*EXERCISE OBJECTIVE*.
Say the number of lines containing the string "温度升高", and say nothing else.

### SUPPLIED MATERIAL ###

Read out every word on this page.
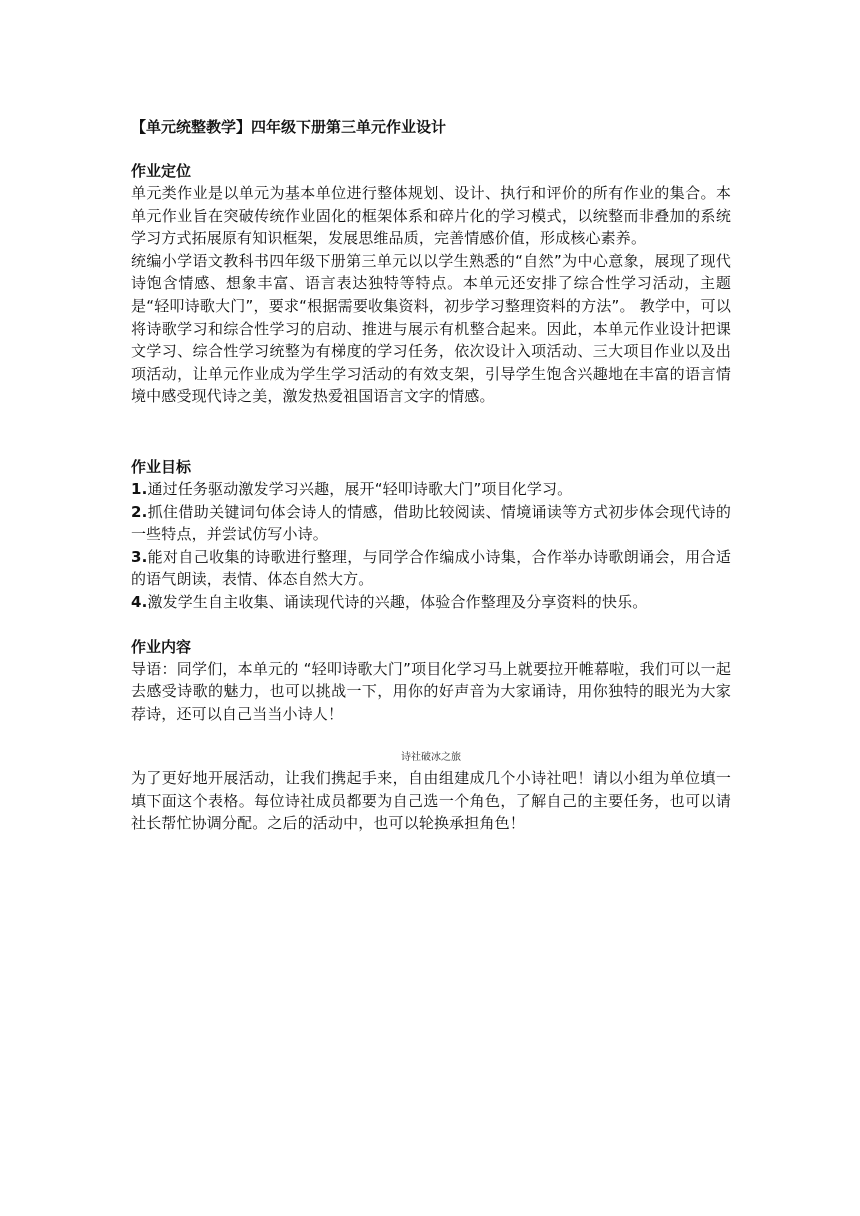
【单元统整教学】四年级下册第三单元作业设计

作业定位

单元类作业是以单元为基本单位进行整体规划、设计、执行和评价的所有作业的集合。本单元作业旨在突破传统作业固化的框架体系和碎片化的学习模式，以统整而非叠加的系统学习方式拓展原有知识框架，发展思维品质，完善情感价值，形成核心素养。

统编小学语文教科书四年级下册第三单元以以学生熟悉的“自然”为中心意象，展现了现代诗饱含情感、想象丰富、语言表达独特等特点。本单元还安排了综合性学习活动，主题是“轻叩诗歌大门”，要求“根据需要收集资料，初步学习整理资料的方法”。 教学中，可以将诗歌学习和综合性学习的启动、推进与展示有机整合起来。因此，本单元作业设计把课文学习、综合性学习统整为有梯度的学习任务，依次设计入项活动、三大项目作业以及出项活动，让单元作业成为学生学习活动的有效支架，引导学生饱含兴趣地在丰富的语言情境中感受现代诗之美，激发热爱祖国语言文字的情感。

作业目标

1.通过任务驱动激发学习兴趣，展开“轻叩诗歌大门”项目化学习。

2.抓住借助关键词句体会诗人的情感，借助比较阅读、情境诵读等方式初步体会现代诗的一些特点，并尝试仿写小诗。

3.能对自己收集的诗歌进行整理，与同学合作编成小诗集，合作举办诗歌朗诵会，用合适的语气朗读，表情、体态自然大方。

4.激发学生自主收集、诵读现代诗的兴趣，体验合作整理及分享资料的快乐。

作业内容

导语：同学们，本单元的 “轻叩诗歌大门”项目化学习马上就要拉开帷幕啦，我们可以一起去感受诗歌的魅力，也可以挑战一下，用你的好声音为大家诵诗，用你独特的眼光为大家荐诗，还可以自己当当小诗人！

诗社破冰之旅

为了更好地开展活动，让我们携起手来，自由组建成几个小诗社吧！请以小组为单位填一填下面这个表格。每位诗社成员都要为自己选一个角色，了解自己的主要任务，也可以请社长帮忙协调分配。之后的活动中，也可以轮换承担角色！
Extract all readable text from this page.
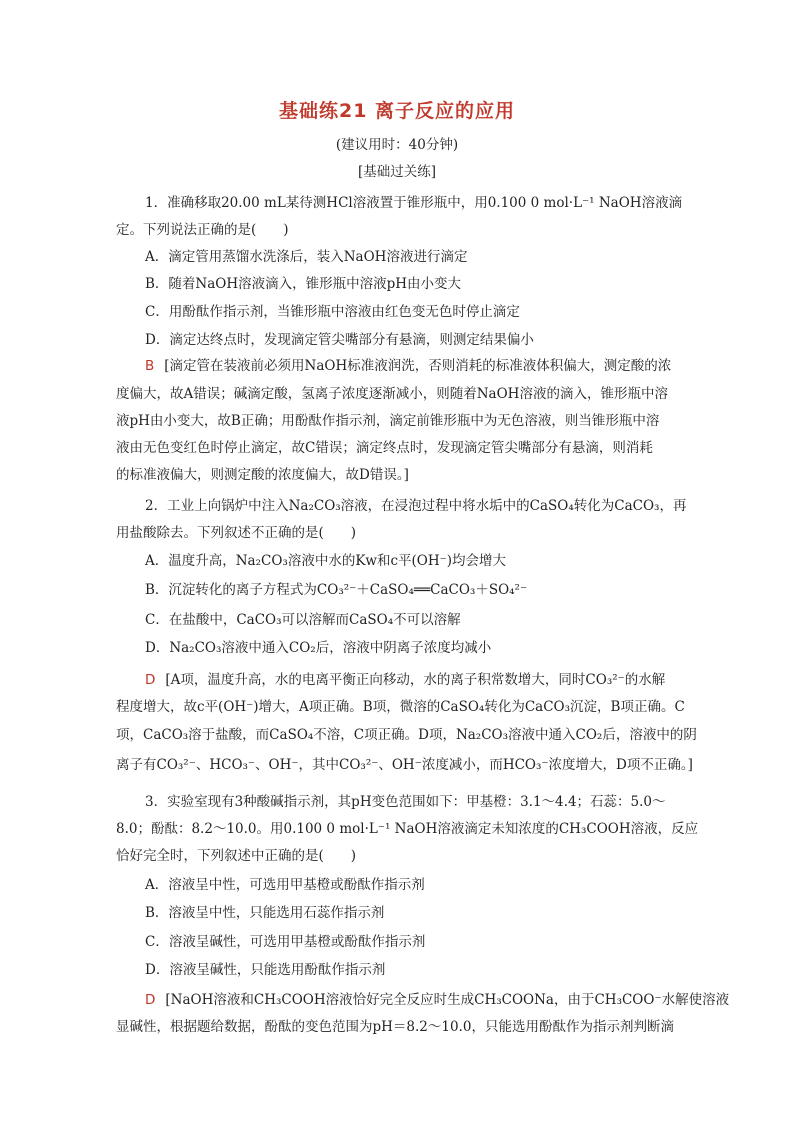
基础练21 离子反应的应用
(建议用时：40分钟)
[基础过关练]
1．准确移取20.00 mL某待测HCl溶液置于锥形瓶中，用0.100 0 mol·L⁻¹ NaOH溶液滴
定。下列说法正确的是(　　)
A．滴定管用蒸馏水洗涤后，装入NaOH溶液进行滴定
B．随着NaOH溶液滴入，锥形瓶中溶液pH由小变大
C．用酚酞作指示剂，当锥形瓶中溶液由红色变无色时停止滴定
D．滴定达终点时，发现滴定管尖嘴部分有悬滴，则测定结果偏小
B [滴定管在装液前必须用NaOH标准液润洗，否则消耗的标准液体积偏大，测定酸的浓
度偏大，故A错误；碱滴定酸，氢离子浓度逐渐减小，则随着NaOH溶液的滴入，锥形瓶中溶
液pH由小变大，故B正确；用酚酞作指示剂，滴定前锥形瓶中为无色溶液，则当锥形瓶中溶
液由无色变红色时停止滴定，故C错误；滴定终点时，发现滴定管尖嘴部分有悬滴，则消耗
的标准液偏大，则测定酸的浓度偏大，故D错误。]
2．工业上向锅炉中注入Na₂CO₃溶液，在浸泡过程中将水垢中的CaSO₄转化为CaCO₃，再
用盐酸除去。下列叙述不正确的是(　　)
A．温度升高，Na₂CO₃溶液中水的Kw和c平(OH⁻)均会增大
B．沉淀转化的离子方程式为CO₃²⁻＋CaSO₄══CaCO₃＋SO₄²⁻
C．在盐酸中，CaCO₃可以溶解而CaSO₄不可以溶解
D．Na₂CO₃溶液中通入CO₂后，溶液中阴离子浓度均减小
D [A项，温度升高，水的电离平衡正向移动，水的离子积常数增大，同时CO₃²⁻的水解
程度增大，故c平(OH⁻)增大，A项正确。B项，微溶的CaSO₄转化为CaCO₃沉淀，B项正确。C
项，CaCO₃溶于盐酸，而CaSO₄不溶，C项正确。D项，Na₂CO₃溶液中通入CO₂后，溶液中的阴
离子有CO₃²⁻、HCO₃⁻、OH⁻，其中CO₃²⁻、OH⁻浓度减小，而HCO₃⁻浓度增大，D项不正确。]
3．实验室现有3种酸碱指示剂，其pH变色范围如下：甲基橙：3.1～4.4；石蕊：5.0～
8.0；酚酞：8.2～10.0。用0.100 0 mol·L⁻¹ NaOH溶液滴定未知浓度的CH₃COOH溶液，反应
恰好完全时，下列叙述中正确的是(　　)
A．溶液呈中性，可选用甲基橙或酚酞作指示剂
B．溶液呈中性，只能选用石蕊作指示剂
C．溶液呈碱性，可选用甲基橙或酚酞作指示剂
D．溶液呈碱性，只能选用酚酞作指示剂
D [NaOH溶液和CH₃COOH溶液恰好完全反应时生成CH₃COONa，由于CH₃COO⁻水解使溶液
显碱性，根据题给数据，酚酞的变色范围为pH＝8.2～10.0，只能选用酚酞作为指示剂判断滴
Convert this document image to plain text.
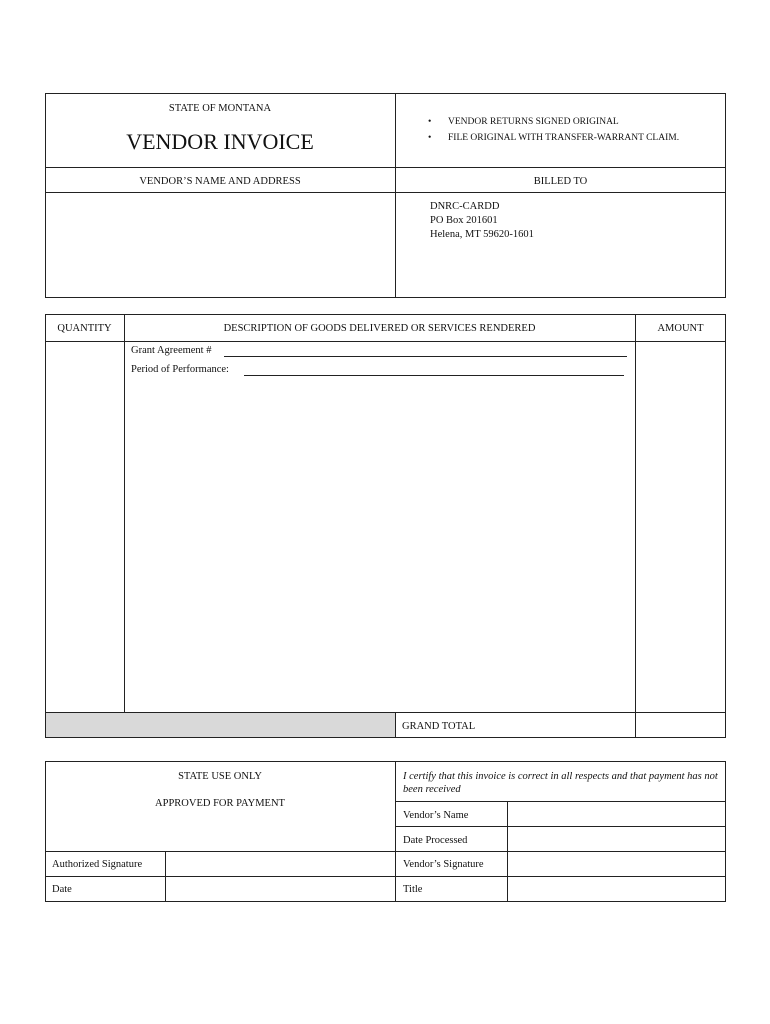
STATE OF MONTANA
VENDOR INVOICE
• VENDOR RETURNS SIGNED ORIGINAL
• FILE ORIGINAL WITH TRANSFER-WARRANT CLAIM.
VENDOR’S NAME AND ADDRESS	BILLED TO
DNRC-CARDD
PO Box 201601
Helena, MT 59620-1601
QUANTITY	DESCRIPTION OF GOODS DELIVERED OR SERVICES RENDERED	AMOUNT
Grant Agreement #
Period of Performance:
GRAND TOTAL
STATE USE ONLY
APPROVED FOR PAYMENT
I certify that this invoice is correct in all respects and that payment has not been received
Vendor’s Name
Date Processed
Authorized Signature	Vendor’s Signature
Date	Title
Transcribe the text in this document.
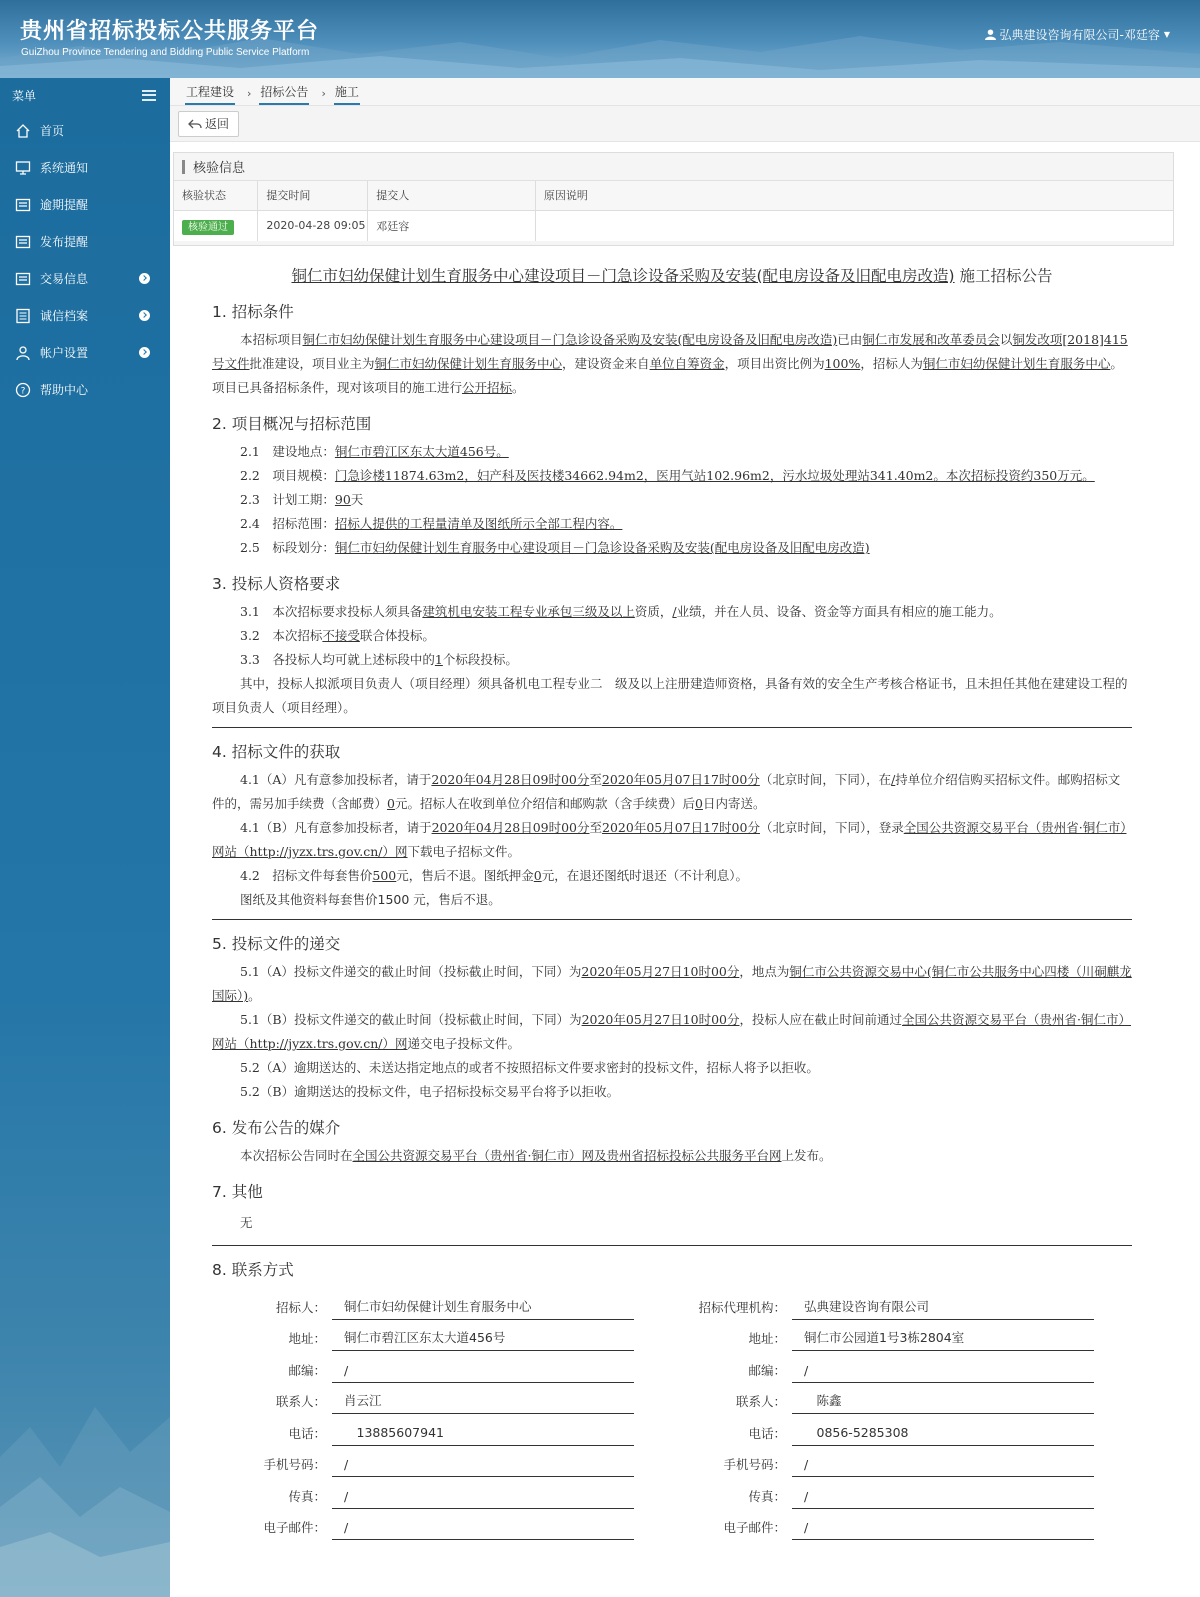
贵州省招标投标公共服务平台
GuiZhou Province Tendering and Bidding Public Service Platform
弘典建设咨询有限公司-邓廷容 ▼
菜单
首页
系统通知
逾期提醒
发布提醒
交易信息
诚信档案
帐户设置
? 帮助中心
工程建设 › 招标公告 › 施工
返回
核验信息
核验状态	提交时间	提交人	原因说明
核验通过	2020-04-28 09:05	邓廷容	
铜仁市妇幼保健计划生育服务中心建设项目－门急诊设备采购及安装(配电房设备及旧配电房改造) 施工招标公告
1. 招标条件
本招标项目铜仁市妇幼保健计划生育服务中心建设项目－门急诊设备采购及安装(配电房设备及旧配电房改造)已由铜仁市发展和改革委员会以铜发改项[2018]415号文件批准建设，项目业主为铜仁市妇幼保健计划生育服务中心，建设资金来自单位自筹资金，项目出资比例为100%，招标人为铜仁市妇幼保健计划生育服务中心。项目已具备招标条件，现对该项目的施工进行公开招标。
2. 项目概况与招标范围
2.1　建设地点：铜仁市碧江区东太大道456号。
2.2　项目规模：门急诊楼11874.63m2，妇产科及医技楼34662.94m2，医用气站102.96m2，污水垃圾处理站341.40m2。本次招标投资约350万元。
2.3　计划工期：90天
2.4　招标范围：招标人提供的工程量清单及图纸所示全部工程内容。
2.5　标段划分：铜仁市妇幼保健计划生育服务中心建设项目－门急诊设备采购及安装(配电房设备及旧配电房改造)
3. 投标人资格要求
3.1　本次招标要求投标人须具备建筑机电安装工程专业承包三级及以上资质，/业绩，并在人员、设备、资金等方面具有相应的施工能力。
3.2　本次招标不接受联合体投标。
3.3　各投标人均可就上述标段中的1个标段投标。
其中，投标人拟派项目负责人（项目经理）须具备机电工程专业二　级及以上注册建造师资格，具备有效的安全生产考核合格证书，且未担任其他在建建设工程的项目负责人（项目经理）。
4. 招标文件的获取
4.1（A）凡有意参加投标者，请于2020年04月28日09时00分至2020年05月07日17时00分（北京时间，下同），在/持单位介绍信购买招标文件。邮购招标文件的，需另加手续费（含邮费）0元。招标人在收到单位介绍信和邮购款（含手续费）后0日内寄送。
4.1（B）凡有意参加投标者，请于2020年04月28日09时00分至2020年05月07日17时00分（北京时间，下同），登录全国公共资源交易平台（贵州省·铜仁市）网站（http://jyzx.trs.gov.cn/）网下载电子招标文件。
4.2　招标文件每套售价500元，售后不退。图纸押金0元，在退还图纸时退还（不计利息）。
图纸及其他资料每套售价1500 元，售后不退。
5. 投标文件的递交
5.1（A）投标文件递交的截止时间（投标截止时间，下同）为2020年05月27日10时00分，地点为铜仁市公共资源交易中心(铜仁市公共服务中心四楼（川硐麒龙国际）)。
5.1（B）投标文件递交的截止时间（投标截止时间，下同）为2020年05月27日10时00分，投标人应在截止时间前通过全国公共资源交易平台（贵州省·铜仁市）网站（http://jyzx.trs.gov.cn/）网递交电子投标文件。
5.2（A）逾期送达的、未送达指定地点的或者不按照招标文件要求密封的投标文件，招标人将予以拒收。
5.2（B）逾期送达的投标文件，电子招标投标交易平台将予以拒收。
6. 发布公告的媒介
本次招标公告同时在全国公共资源交易平台（贵州省·铜仁市）网及贵州省招标投标公共服务平台网上发布。
7. 其他
无
8. 联系方式
招标人：	铜仁市妇幼保健计划生育服务中心
地址：	铜仁市碧江区东太大道456号
邮编：	/
联系人：	肖云江
电话：	　13885607941
手机号码：	/
传真：	/
电子邮件：	/
招标代理机构：	弘典建设咨询有限公司
地址：	铜仁市公园道1号3栋2804室
邮编：	/
联系人：	　陈鑫
电话：	　0856-5285308
手机号码：	/
传真：	/
电子邮件：	/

###

*EXERCISE SOLUTION*.
2